— start —
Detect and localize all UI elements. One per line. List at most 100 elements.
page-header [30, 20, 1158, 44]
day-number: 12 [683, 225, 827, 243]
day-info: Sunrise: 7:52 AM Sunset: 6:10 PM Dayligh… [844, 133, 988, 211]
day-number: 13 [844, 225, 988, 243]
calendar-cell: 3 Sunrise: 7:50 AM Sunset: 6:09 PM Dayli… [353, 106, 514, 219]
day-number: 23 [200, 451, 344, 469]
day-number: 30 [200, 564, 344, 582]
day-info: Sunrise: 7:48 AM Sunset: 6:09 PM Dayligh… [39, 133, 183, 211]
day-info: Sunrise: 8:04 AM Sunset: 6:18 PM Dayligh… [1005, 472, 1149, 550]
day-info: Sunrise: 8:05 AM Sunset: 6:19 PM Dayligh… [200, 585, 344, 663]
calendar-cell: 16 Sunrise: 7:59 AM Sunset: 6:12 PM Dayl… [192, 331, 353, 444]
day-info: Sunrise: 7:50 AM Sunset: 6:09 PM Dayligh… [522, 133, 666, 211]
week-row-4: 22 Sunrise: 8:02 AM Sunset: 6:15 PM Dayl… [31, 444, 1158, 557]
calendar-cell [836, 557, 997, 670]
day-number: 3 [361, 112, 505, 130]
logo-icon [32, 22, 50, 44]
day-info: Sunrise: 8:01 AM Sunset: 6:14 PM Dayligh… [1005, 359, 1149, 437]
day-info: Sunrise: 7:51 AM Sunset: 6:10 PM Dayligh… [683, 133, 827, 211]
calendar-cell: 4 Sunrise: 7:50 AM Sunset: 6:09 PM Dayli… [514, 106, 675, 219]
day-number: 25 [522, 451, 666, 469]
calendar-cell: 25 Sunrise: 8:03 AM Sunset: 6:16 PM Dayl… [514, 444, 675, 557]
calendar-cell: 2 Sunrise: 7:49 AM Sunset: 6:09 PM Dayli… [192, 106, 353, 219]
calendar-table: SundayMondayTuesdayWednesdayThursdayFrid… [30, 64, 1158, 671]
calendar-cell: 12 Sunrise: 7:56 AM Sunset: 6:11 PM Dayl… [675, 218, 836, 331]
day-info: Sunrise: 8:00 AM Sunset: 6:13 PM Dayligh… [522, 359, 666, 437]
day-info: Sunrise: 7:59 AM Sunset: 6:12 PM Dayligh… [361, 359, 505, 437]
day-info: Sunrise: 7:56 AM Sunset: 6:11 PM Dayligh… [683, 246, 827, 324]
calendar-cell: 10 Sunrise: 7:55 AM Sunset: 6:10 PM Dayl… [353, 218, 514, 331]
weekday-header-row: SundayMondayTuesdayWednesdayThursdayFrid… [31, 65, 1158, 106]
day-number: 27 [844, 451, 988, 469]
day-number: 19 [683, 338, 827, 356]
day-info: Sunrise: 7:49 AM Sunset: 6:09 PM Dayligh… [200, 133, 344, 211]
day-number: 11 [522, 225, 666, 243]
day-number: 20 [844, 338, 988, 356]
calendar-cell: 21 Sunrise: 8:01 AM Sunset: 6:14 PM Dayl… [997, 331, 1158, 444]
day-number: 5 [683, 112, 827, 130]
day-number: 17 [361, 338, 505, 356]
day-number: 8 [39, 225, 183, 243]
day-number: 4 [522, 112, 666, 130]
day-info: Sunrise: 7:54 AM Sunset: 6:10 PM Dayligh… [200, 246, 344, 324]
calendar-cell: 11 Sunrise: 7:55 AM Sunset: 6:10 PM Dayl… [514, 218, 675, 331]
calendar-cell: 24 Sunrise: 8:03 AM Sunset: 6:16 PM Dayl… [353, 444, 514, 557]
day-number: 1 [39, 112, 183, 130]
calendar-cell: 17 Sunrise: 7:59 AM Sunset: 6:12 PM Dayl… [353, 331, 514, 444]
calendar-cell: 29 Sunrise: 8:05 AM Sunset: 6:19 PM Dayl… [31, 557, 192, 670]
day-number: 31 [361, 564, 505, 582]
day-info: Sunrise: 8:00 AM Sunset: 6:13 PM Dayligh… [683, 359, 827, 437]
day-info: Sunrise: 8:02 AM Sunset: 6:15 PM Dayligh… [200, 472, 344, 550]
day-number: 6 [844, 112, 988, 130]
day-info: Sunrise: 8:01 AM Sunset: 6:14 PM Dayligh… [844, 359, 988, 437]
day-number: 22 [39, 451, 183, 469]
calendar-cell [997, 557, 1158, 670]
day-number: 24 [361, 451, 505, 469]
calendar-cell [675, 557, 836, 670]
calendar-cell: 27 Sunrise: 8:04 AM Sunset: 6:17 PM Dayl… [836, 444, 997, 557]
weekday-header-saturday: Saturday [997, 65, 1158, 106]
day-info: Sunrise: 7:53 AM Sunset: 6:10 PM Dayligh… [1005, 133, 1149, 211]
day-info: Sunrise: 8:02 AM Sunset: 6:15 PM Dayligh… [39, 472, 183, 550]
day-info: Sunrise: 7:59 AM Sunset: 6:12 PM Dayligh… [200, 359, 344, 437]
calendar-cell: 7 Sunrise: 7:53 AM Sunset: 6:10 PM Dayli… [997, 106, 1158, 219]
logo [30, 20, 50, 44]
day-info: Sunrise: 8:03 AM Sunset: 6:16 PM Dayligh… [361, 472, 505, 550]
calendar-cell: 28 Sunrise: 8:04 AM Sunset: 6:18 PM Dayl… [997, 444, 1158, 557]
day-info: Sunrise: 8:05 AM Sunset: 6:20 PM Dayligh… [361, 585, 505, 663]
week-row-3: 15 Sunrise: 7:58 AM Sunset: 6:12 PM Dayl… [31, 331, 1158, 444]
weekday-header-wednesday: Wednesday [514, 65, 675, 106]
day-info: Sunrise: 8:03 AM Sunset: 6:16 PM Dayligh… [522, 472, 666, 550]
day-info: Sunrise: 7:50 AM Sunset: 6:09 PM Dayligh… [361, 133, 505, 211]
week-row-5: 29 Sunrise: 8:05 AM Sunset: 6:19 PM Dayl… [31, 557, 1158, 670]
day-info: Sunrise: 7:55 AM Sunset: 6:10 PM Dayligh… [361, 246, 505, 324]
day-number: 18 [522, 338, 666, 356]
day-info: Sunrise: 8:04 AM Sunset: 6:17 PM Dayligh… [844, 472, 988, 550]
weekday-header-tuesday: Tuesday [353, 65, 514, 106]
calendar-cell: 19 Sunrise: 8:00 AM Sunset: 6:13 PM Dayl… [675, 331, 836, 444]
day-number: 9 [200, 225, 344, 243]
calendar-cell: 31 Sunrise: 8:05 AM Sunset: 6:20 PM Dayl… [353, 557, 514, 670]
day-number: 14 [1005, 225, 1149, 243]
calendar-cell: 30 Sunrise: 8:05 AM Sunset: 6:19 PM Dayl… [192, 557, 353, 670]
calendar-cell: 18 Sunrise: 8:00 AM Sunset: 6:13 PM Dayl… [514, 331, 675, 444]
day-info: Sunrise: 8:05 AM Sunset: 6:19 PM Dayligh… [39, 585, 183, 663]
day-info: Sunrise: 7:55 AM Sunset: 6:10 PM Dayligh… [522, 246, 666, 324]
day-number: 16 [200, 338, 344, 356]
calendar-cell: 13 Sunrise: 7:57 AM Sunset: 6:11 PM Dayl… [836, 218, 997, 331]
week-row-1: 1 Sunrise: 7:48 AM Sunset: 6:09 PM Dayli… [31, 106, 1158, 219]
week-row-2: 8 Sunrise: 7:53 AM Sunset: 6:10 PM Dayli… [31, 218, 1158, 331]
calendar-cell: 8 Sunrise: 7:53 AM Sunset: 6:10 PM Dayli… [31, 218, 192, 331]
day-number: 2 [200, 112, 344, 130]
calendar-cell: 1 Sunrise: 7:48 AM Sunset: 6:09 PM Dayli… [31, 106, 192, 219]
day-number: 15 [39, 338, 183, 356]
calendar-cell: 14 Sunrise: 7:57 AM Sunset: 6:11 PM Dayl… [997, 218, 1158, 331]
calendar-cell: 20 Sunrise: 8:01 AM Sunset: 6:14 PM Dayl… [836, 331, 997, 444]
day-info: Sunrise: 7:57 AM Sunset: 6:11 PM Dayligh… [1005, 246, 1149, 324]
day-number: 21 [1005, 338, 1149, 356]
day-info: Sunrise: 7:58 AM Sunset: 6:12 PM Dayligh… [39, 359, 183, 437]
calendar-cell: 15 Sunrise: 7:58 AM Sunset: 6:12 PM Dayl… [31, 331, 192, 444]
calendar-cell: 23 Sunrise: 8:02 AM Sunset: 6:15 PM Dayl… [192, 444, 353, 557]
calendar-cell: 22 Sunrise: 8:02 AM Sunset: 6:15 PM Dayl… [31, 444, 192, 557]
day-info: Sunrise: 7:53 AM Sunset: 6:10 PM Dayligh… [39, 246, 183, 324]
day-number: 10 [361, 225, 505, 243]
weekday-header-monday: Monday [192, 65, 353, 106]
— end —
■ Exercise description: Transcribe the entries character for character, starting at their first line and ending with the line containing "calendar-cell: 3 Sunrise: 7:50", inclusive.

■ Response to this task:
Detect and localize all UI elements. One per line. List at most 100 elements.
page-header [30, 20, 1158, 44]
day-number: 12 [683, 225, 827, 243]
day-info: Sunrise: 7:52 AM Sunset: 6:10 PM Dayligh… [844, 133, 988, 211]
day-number: 13 [844, 225, 988, 243]
calendar-cell: 3 Sunrise: 7:50 AM Sunset: 6:09 PM Dayli… [353, 106, 514, 219]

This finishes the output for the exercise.